> [Directions for this task]: Pull out every line below holding the word "JSON".

> [Records supplied]:

○ ○ ○

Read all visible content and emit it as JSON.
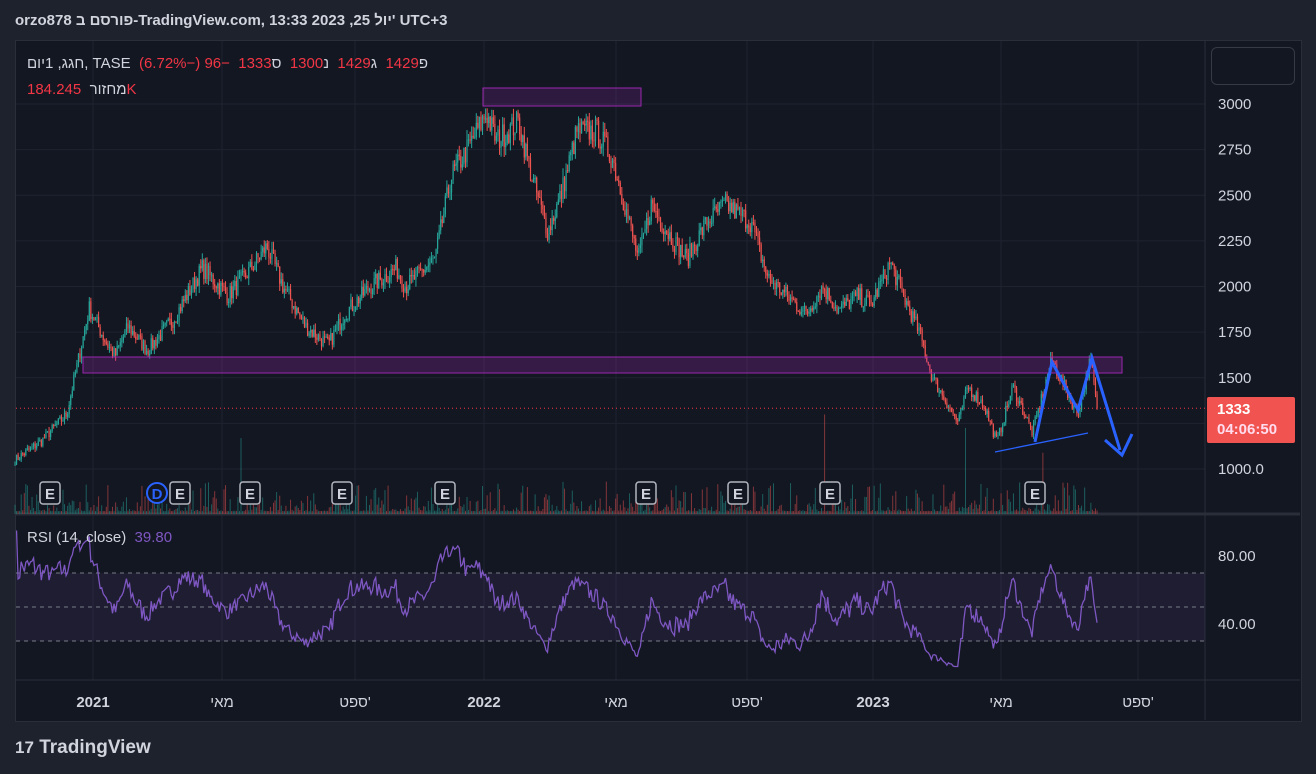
{
  "header": {
    "title": "orzo878 פורסם ב-TradingView.com, 13:33 2023 ,25 יול' UTC+3"
  },
  "legend": {
    "symbol": "חגג, 1יום, TASE",
    "open_label": "פ",
    "open": "1429",
    "high_label": "ג",
    "high": "1429",
    "low_label": "נ",
    "low": "1300",
    "close_label": "ס",
    "close": "1333",
    "change": "−96 (−6.72%)",
    "volume_label": "מחזור",
    "volume": "184.245K"
  },
  "rsi_legend": {
    "label": "RSI (14, close)",
    "value": "39.80"
  },
  "last_price": {
    "price": "1333",
    "countdown": "04:06:50"
  },
  "colors": {
    "up": "#26a69a",
    "down": "#ef5350",
    "rsi": "#7e57c2",
    "box": "#9c27b0",
    "arrow": "#2962ff"
  },
  "events": [
    "E",
    "D",
    "E",
    "E",
    "E",
    "E",
    "E",
    "E",
    "E",
    "E"
  ],
  "logo": "TradingView",
  "chart_data": {
    "type": "candlestick",
    "price_axis": {
      "ticks": [
        "3000",
        "2750",
        "2500",
        "2250",
        "2000",
        "1750",
        "1500",
        "1000.0"
      ],
      "range": [
        1000,
        3000
      ]
    },
    "rsi_axis": {
      "ticks": [
        "80.00",
        "40.00"
      ],
      "bands": [
        30,
        50,
        70
      ]
    },
    "time_axis": {
      "ticks": [
        "2021",
        "מאי",
        "ספט'",
        "2022",
        "מאי",
        "ספט'",
        "2023",
        "מאי",
        "ספט'"
      ]
    },
    "close_keypoints_by_month_index": [
      [
        0,
        1050
      ],
      [
        0.8,
        1150
      ],
      [
        1.6,
        1300
      ],
      [
        1.9,
        1550
      ],
      [
        2.3,
        1880
      ],
      [
        2.8,
        1700
      ],
      [
        3.1,
        1620
      ],
      [
        3.5,
        1780
      ],
      [
        4.1,
        1650
      ],
      [
        4.9,
        1820
      ],
      [
        5.8,
        2100
      ],
      [
        6.6,
        1950
      ],
      [
        7.1,
        2050
      ],
      [
        7.8,
        2220
      ],
      [
        8.3,
        2000
      ],
      [
        9,
        1780
      ],
      [
        9.7,
        1680
      ],
      [
        10.2,
        1850
      ],
      [
        11,
        2000
      ],
      [
        11.8,
        2100
      ],
      [
        12.1,
        2000
      ],
      [
        13,
        2150
      ],
      [
        13.5,
        2600
      ],
      [
        14,
        2750
      ],
      [
        14.6,
        2950
      ],
      [
        14.9,
        2800
      ],
      [
        15.6,
        2900
      ],
      [
        16,
        2600
      ],
      [
        16.5,
        2300
      ],
      [
        16.9,
        2500
      ],
      [
        17.4,
        2850
      ],
      [
        18,
        2850
      ],
      [
        18.5,
        2700
      ],
      [
        18.8,
        2500
      ],
      [
        19.3,
        2150
      ],
      [
        19.7,
        2450
      ],
      [
        20.2,
        2300
      ],
      [
        20.8,
        2150
      ],
      [
        21.4,
        2350
      ],
      [
        22,
        2450
      ],
      [
        22.8,
        2350
      ],
      [
        23.3,
        2050
      ],
      [
        23.9,
        1950
      ],
      [
        24.5,
        1850
      ],
      [
        25,
        2000
      ],
      [
        25.5,
        1870
      ],
      [
        26.1,
        1950
      ],
      [
        26.5,
        1900
      ],
      [
        27.1,
        2130
      ],
      [
        27.5,
        1950
      ],
      [
        28,
        1750
      ],
      [
        28.4,
        1500
      ],
      [
        28.9,
        1350
      ],
      [
        29.2,
        1250
      ],
      [
        29.5,
        1450
      ],
      [
        30,
        1350
      ],
      [
        30.4,
        1150
      ],
      [
        30.9,
        1450
      ],
      [
        31.5,
        1200
      ],
      [
        32.1,
        1600
      ],
      [
        32.5,
        1450
      ],
      [
        32.9,
        1300
      ],
      [
        33.3,
        1600
      ],
      [
        33.5,
        1333
      ]
    ],
    "last_close": 1333
  }
}
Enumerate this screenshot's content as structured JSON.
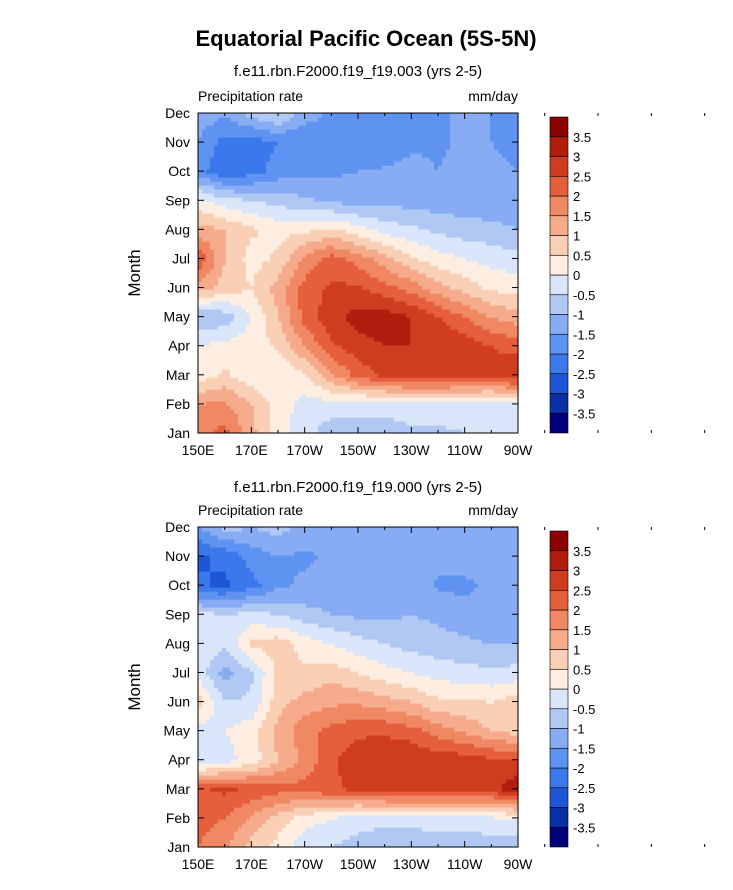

○ ○ ○

> [Written solution]:
Read all visible content and emit it as JSON.
Enumerate this screenshot's content as structured JSON.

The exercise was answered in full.